Stated goal: Go through the lines below and copy each one that holds the string "diag".

»»

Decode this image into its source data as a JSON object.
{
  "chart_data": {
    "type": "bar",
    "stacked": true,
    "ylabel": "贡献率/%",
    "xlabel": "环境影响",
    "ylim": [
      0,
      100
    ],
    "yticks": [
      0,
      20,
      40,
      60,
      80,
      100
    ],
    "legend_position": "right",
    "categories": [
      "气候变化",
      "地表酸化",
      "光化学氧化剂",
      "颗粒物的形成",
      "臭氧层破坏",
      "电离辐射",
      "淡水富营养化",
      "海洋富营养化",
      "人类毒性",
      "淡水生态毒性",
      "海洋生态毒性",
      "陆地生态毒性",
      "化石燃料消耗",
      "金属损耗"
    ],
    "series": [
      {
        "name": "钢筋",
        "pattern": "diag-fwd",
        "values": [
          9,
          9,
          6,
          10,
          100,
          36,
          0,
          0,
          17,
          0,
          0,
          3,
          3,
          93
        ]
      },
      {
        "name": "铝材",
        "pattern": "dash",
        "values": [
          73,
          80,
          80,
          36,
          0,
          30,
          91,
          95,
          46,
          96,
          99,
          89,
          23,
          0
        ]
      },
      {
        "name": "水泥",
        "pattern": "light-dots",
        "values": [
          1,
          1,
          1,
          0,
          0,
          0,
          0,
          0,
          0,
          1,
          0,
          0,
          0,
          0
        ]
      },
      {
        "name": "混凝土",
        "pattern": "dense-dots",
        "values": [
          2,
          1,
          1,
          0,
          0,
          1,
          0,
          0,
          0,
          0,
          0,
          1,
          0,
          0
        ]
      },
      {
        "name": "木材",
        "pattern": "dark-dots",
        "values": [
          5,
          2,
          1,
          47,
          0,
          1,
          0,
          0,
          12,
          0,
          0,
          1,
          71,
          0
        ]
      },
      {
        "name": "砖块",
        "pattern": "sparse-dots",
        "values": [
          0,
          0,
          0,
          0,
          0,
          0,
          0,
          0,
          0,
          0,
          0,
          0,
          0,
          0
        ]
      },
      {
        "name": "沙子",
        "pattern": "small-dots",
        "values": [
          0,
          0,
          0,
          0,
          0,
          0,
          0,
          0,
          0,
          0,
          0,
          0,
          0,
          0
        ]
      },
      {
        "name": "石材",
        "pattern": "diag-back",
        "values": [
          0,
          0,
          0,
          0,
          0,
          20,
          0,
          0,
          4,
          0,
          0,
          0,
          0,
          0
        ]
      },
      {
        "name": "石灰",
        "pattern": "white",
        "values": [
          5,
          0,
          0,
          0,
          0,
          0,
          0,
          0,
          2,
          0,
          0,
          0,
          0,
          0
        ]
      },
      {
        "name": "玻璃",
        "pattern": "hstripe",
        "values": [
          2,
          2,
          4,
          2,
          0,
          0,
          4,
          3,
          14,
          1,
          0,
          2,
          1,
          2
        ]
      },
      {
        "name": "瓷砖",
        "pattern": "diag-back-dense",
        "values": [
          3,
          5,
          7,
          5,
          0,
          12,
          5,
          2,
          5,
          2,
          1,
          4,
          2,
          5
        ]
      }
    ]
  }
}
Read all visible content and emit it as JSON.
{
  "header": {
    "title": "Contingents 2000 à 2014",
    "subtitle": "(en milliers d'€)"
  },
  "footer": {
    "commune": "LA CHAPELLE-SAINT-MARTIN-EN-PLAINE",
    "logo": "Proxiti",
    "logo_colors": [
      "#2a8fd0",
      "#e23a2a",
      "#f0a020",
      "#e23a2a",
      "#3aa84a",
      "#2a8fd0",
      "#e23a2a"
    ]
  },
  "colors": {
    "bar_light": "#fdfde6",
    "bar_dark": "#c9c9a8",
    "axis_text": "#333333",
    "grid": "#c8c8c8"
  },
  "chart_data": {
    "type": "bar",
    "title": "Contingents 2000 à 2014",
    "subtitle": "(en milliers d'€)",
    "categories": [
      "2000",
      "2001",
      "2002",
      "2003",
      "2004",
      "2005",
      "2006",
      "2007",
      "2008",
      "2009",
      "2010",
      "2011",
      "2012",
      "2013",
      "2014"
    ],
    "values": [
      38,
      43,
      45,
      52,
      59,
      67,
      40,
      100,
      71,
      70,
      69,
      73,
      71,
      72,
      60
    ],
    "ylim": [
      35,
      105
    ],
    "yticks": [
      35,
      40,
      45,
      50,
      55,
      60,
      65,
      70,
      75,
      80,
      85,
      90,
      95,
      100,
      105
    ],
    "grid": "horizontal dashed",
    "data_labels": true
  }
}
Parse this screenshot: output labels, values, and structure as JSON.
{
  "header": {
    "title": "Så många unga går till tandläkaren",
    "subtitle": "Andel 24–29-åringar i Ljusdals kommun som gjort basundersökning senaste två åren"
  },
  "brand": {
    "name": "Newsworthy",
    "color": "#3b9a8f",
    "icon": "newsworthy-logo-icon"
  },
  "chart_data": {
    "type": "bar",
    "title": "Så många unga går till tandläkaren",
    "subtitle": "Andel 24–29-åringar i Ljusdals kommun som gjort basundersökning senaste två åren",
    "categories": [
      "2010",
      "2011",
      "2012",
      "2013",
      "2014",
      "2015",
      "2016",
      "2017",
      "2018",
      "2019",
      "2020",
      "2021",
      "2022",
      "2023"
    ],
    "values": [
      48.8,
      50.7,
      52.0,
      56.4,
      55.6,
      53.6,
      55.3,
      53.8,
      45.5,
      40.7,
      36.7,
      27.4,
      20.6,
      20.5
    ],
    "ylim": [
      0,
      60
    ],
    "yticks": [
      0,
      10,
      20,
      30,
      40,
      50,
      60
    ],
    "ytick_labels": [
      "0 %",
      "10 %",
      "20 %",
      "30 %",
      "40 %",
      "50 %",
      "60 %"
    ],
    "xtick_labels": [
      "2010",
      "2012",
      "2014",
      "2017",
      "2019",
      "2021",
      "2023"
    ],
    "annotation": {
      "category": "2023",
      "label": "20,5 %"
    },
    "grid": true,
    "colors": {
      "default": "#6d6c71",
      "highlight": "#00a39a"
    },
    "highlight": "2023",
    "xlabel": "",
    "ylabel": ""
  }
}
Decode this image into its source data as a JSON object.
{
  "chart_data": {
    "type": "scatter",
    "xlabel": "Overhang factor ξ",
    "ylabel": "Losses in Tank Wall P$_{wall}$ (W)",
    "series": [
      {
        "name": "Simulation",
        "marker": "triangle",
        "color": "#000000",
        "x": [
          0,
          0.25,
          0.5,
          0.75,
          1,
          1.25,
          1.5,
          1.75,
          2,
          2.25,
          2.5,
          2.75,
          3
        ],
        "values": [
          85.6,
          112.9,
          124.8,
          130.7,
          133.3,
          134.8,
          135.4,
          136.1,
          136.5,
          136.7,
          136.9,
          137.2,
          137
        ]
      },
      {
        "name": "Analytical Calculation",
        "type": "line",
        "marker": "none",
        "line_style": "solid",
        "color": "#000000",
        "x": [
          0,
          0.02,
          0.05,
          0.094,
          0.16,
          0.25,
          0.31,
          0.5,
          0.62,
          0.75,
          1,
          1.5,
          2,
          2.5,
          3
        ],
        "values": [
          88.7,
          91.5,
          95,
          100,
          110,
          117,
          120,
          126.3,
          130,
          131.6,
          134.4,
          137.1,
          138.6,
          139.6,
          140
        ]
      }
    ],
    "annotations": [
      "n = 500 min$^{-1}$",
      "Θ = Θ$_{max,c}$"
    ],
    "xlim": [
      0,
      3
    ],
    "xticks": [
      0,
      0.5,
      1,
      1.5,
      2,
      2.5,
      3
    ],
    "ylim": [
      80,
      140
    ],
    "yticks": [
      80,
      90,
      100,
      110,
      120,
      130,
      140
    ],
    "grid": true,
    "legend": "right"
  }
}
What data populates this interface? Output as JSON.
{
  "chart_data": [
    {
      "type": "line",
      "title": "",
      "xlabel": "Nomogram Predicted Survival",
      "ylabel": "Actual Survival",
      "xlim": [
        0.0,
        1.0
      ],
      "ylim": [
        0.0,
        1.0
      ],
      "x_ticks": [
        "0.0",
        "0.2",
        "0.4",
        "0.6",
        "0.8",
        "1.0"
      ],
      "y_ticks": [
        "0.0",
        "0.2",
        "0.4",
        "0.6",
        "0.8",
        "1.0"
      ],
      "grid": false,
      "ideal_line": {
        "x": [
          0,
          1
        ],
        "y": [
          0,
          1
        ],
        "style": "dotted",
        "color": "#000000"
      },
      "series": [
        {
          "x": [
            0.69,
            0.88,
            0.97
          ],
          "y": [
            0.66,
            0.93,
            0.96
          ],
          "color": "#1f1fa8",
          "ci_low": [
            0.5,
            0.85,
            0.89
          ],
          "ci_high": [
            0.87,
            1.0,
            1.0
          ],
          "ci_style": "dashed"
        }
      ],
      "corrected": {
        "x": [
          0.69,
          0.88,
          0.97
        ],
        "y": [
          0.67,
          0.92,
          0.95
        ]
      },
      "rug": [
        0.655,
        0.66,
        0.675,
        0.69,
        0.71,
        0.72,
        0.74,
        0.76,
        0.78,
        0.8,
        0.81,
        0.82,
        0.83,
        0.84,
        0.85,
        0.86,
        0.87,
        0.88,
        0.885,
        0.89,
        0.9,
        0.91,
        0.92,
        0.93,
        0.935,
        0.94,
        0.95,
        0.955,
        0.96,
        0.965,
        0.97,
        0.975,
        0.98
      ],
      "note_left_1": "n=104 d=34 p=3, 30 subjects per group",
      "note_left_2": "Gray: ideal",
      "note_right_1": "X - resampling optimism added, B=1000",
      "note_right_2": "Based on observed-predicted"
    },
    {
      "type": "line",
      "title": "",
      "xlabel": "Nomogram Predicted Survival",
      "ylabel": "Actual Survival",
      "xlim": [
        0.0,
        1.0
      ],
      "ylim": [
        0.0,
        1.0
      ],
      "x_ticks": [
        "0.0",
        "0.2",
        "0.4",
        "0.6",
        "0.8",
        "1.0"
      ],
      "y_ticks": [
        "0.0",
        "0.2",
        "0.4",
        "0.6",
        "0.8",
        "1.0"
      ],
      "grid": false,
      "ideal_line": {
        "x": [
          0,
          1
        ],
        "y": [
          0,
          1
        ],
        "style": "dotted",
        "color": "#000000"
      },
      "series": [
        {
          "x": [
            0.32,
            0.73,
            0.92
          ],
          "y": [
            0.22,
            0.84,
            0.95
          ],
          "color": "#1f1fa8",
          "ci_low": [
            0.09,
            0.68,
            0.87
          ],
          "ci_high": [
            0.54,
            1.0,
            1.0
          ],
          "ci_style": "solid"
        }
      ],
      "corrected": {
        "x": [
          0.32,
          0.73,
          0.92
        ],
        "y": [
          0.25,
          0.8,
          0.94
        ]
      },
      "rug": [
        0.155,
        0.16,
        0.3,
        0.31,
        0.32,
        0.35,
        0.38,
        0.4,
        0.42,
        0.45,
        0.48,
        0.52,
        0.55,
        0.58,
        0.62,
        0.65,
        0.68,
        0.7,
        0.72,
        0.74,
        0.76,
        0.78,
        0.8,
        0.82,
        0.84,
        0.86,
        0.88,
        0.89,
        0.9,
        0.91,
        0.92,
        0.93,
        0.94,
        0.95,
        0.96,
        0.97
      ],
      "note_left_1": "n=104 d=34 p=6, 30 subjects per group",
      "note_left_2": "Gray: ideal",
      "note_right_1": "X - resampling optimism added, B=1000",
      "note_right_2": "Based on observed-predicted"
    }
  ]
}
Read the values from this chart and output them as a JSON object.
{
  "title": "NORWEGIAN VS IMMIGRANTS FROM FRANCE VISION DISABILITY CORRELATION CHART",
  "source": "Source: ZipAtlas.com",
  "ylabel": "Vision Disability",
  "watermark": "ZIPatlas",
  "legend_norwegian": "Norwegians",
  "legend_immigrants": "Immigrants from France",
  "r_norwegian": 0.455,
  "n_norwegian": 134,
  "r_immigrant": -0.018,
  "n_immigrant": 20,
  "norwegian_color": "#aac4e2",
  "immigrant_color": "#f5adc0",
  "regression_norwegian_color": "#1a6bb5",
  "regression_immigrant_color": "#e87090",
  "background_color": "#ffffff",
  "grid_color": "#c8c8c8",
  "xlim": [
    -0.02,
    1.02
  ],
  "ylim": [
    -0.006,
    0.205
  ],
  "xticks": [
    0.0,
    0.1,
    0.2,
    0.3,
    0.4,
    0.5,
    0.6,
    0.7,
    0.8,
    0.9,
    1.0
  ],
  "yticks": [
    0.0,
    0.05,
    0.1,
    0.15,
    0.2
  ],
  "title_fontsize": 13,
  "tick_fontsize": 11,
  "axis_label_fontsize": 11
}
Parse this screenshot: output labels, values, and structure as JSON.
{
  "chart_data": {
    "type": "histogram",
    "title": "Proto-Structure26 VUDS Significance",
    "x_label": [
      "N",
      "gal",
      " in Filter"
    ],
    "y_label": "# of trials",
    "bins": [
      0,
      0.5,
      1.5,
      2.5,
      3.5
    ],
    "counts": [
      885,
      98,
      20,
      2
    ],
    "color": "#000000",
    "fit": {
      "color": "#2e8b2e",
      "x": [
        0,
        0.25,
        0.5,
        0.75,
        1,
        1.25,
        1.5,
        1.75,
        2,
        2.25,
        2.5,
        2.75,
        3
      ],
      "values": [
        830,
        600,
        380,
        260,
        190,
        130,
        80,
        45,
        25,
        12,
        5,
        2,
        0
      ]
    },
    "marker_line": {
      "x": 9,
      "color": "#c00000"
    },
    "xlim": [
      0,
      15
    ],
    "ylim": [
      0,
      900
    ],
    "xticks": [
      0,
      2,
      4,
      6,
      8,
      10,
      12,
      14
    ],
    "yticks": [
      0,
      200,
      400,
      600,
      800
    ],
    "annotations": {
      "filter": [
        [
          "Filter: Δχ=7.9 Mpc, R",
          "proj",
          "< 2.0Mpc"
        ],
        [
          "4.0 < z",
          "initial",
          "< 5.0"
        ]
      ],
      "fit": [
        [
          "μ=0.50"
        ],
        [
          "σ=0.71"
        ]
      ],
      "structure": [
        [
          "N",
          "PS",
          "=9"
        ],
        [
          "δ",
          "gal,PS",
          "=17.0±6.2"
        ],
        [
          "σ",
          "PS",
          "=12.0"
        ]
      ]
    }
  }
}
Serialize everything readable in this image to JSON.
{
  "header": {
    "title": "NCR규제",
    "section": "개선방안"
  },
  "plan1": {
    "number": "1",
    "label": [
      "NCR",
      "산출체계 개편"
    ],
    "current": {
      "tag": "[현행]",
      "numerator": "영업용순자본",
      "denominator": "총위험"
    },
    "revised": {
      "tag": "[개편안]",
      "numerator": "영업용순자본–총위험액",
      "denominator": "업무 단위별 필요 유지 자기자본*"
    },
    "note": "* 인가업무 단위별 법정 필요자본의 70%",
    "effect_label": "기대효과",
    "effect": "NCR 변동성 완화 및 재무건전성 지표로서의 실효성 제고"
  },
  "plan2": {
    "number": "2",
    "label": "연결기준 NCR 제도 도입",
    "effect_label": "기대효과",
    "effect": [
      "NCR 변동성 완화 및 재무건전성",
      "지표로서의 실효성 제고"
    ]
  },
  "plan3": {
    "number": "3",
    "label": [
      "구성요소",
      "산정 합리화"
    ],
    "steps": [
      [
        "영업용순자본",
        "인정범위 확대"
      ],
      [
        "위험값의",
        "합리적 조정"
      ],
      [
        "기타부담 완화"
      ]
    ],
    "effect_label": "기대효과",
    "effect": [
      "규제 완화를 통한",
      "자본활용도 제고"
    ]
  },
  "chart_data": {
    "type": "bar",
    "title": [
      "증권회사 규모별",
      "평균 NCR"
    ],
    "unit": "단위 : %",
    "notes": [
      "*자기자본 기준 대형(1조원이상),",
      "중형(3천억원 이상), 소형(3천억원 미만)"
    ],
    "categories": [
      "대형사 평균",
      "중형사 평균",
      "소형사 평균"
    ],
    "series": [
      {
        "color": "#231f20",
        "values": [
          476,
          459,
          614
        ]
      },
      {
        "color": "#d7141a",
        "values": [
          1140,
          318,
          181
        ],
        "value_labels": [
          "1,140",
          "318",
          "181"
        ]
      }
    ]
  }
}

««

Answer for this exercise:
        "pattern": "diag-fwd",
        "pattern": "diag-back",
        "pattern": "diag-back-dense",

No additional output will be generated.